=== Problem to solve ===
Render the stretch of records from the line that contains "q12-stem: 12、下列分子中所有原子都满足最外层8电子结构的是 —" through the line that contains "q11-option-d: D、[M⁺]>[H⁺] =[OH⁻]+[A⁻]" as a numbered list, omitting any blank lines.

=== Records provided ===
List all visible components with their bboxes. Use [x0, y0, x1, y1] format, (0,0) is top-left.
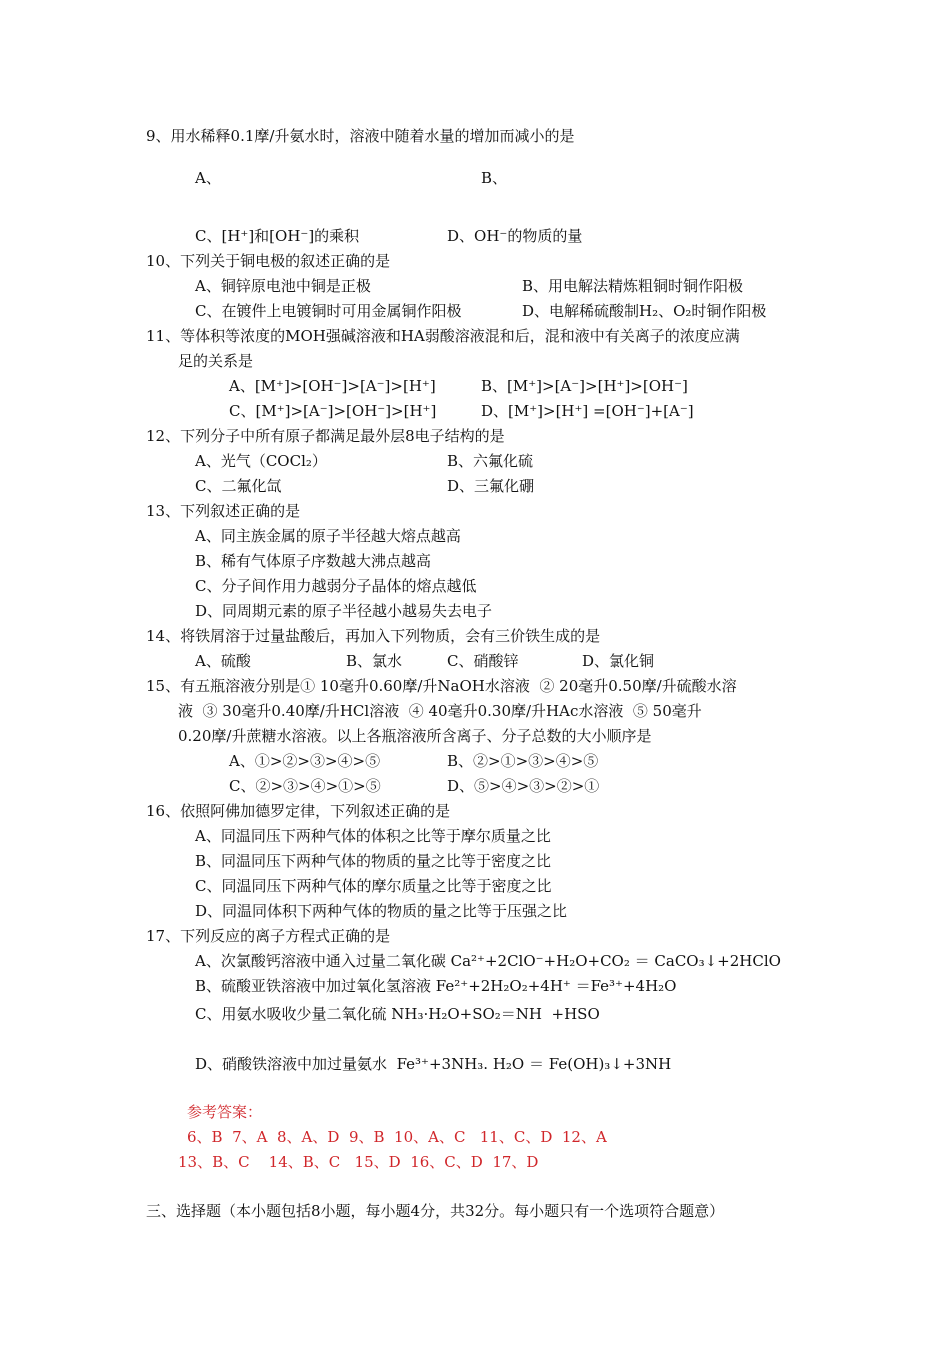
q12-stem: 12、下列分子中所有原子都满足最外层8电子结构的是 — [146, 427, 505, 445]
q15-stem-line3: 0.20摩/升蔗糖水溶液。以上各瓶溶液所含离子、分子总数的大小顺序是 — [178, 727, 652, 745]
q15-option-c: C、②>③>④>①>⑤ — [229, 777, 381, 795]
q11-stem-line1: 11、等体积等浓度的MOH强碱溶液和HA弱酸溶液混和后，混和液中有关离子的浓度应满 — [146, 327, 740, 345]
q11-option-d: D、[M⁺]>[H⁺] =[OH⁻]+[A⁻] — [481, 402, 694, 420]
q17-option-d: D、硝酸铁溶液中加过量氨水 Fe³⁺+3NH₃. H₂O ＝ Fe(OH)₃↓+3NH — [195, 1055, 672, 1073]
q12-option-b: B、六氟化硫 — [447, 452, 534, 470]
q9-stem: 9、用水稀释0.1摩/升氨水时，溶液中随着水量的增加而减小的是 — [146, 127, 575, 145]
q17-option-a: A、次氯酸钙溶液中通入过量二氧化碳 Ca²⁺+2ClO⁻+H₂O+CO₂ ＝ CaCO₃↓+2HClO — [195, 952, 781, 970]
q10-stem: 10、下列关于铜电极的叙述正确的是 — [146, 252, 391, 270]
q13-option-a: A、同主族金属的原子半径越大熔点越高 — [195, 527, 461, 545]
q17-option-c: C、用氨水吸收少量二氧化硫 NH₃·H₂O+SO₂＝NH +HSO — [195, 1005, 600, 1023]
q9-option-c: C、[H⁺]和[OH⁻]的乘积 — [195, 227, 360, 245]
q14-option-a: A、硫酸 — [195, 652, 251, 670]
q13-stem: 13、下列叙述正确的是 — [146, 502, 301, 520]
q15-option-a: A、①>②>③>④>⑤ — [229, 752, 381, 770]
q17-option-b: B、硫酸亚铁溶液中加过氧化氢溶液 Fe²⁺+2H₂O₂+4H⁺ ＝Fe³⁺+4H₂O — [195, 977, 677, 995]
q10-option-d: D、电解稀硫酸制H₂、O₂时铜作阳极 — [522, 302, 767, 320]
q11-option-b: B、[M⁺]>[A⁻]>[H⁺]>[OH⁻] — [481, 377, 688, 395]
q13-option-d: D、同周期元素的原子半径越小越易失去电子 — [195, 602, 493, 620]
answers-title: 参考答案： — [187, 1103, 263, 1121]
q15-option-b: B、②>①>③>④>⑤ — [447, 752, 599, 770]
q9-option-a: A、 — [195, 169, 221, 187]
q16-option-c: C、同温同压下两种气体的摩尔质量之比等于密度之比 — [195, 877, 552, 895]
q16-option-a: A、同温同压下两种气体的体积之比等于摩尔质量之比 — [195, 827, 551, 845]
q15-stem-line2: 液 ③ 30毫升0.40摩/升HCl溶液 ④ 40毫升0.30摩/升HAc水溶液 ⑤ 50毫升 — [178, 702, 702, 720]
q11-option-a: A、[M⁺]>[OH⁻]>[A⁻]>[H⁺] — [229, 377, 436, 395]
q15-option-d: D、⑤>④>③>②>① — [447, 777, 600, 795]
q14-option-b: B、氯水 — [346, 652, 403, 670]
q17-stem: 17、下列反应的离子方程式正确的是 — [146, 927, 391, 945]
q14-option-d: D、氯化铜 — [582, 652, 655, 670]
q9-option-b: B、 — [481, 169, 508, 187]
q12-option-a: A、光气（COCl₂） — [195, 452, 327, 470]
q11-stem-line2: 足的关系是 — [178, 352, 254, 370]
q13-option-b: B、稀有气体原子序数越大沸点越高 — [195, 552, 432, 570]
q11-option-c: C、[M⁺]>[A⁻]>[OH⁻]>[H⁺] — [229, 402, 437, 420]
q12-option-c: C、二氟化氙 — [195, 477, 282, 495]
q12-option-d: D、三氟化硼 — [447, 477, 535, 495]
q15-stem-line1: 15、有五瓶溶液分别是① 10毫升0.60摩/升NaOH水溶液 ② 20毫升0.50摩/升硫酸水溶 — [146, 677, 737, 695]
answers-line-1: 6、B 7、A 8、A、D 9、B 10、A、C 11、C、D 12、A — [187, 1128, 607, 1146]
answers-line-2: 13、B、C 14、B、C 15、D 16、C、D 17、D — [178, 1153, 539, 1171]
q14-stem: 14、将铁屑溶于过量盐酸后，再加入下列物质，会有三价铁生成的是 — [146, 627, 601, 645]
q16-option-b: B、同温同压下两种气体的物质的量之比等于密度之比 — [195, 852, 552, 870]
q10-option-b: B、用电解法精炼粗铜时铜作阳极 — [522, 277, 744, 295]
q14-option-c: C、硝酸锌 — [447, 652, 519, 670]
q13-option-c: C、分子间作用力越弱分子晶体的熔点越低 — [195, 577, 477, 595]
q10-option-a: A、铜锌原电池中铜是正极 — [195, 277, 371, 295]
section-3-heading: 三、选择题（本小题包括8小题，每小题4分，共32分。每小题只有一个选项符合题意） — [146, 1202, 725, 1220]
q16-option-d: D、同温同体积下两种气体的物质的量之比等于压强之比 — [195, 902, 568, 920]
q16-stem: 16、依照阿佛加德罗定律，下列叙述正确的是 — [146, 802, 451, 820]
q9-option-d: D、OH⁻的物质的量 — [447, 227, 583, 245]
q10-option-c: C、在镀件上电镀铜时可用金属铜作阳极 — [195, 302, 462, 320]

=== Solution for this exercise ===
1. q12-stem: 12、下列分子中所有原子都满足最外层8电子结构的是 — [146, 427, 505, 445]
2. q15-stem-line3: 0.20摩/升蔗糖水溶液。以上各瓶溶液所含离子、分子总数的大小顺序是 — [178, 727, 652, 745]
3. q15-option-c: C、②>③>④>①>⑤ — [229, 777, 381, 795]
4. q11-stem-line1: 11、等体积等浓度的MOH强碱溶液和HA弱酸溶液混和后，混和液中有关离子的浓度应满 — [146, 327, 740, 345]
5. q11-option-d: D、[M⁺]>[H⁺] =[OH⁻]+[A⁻] — [481, 402, 694, 420]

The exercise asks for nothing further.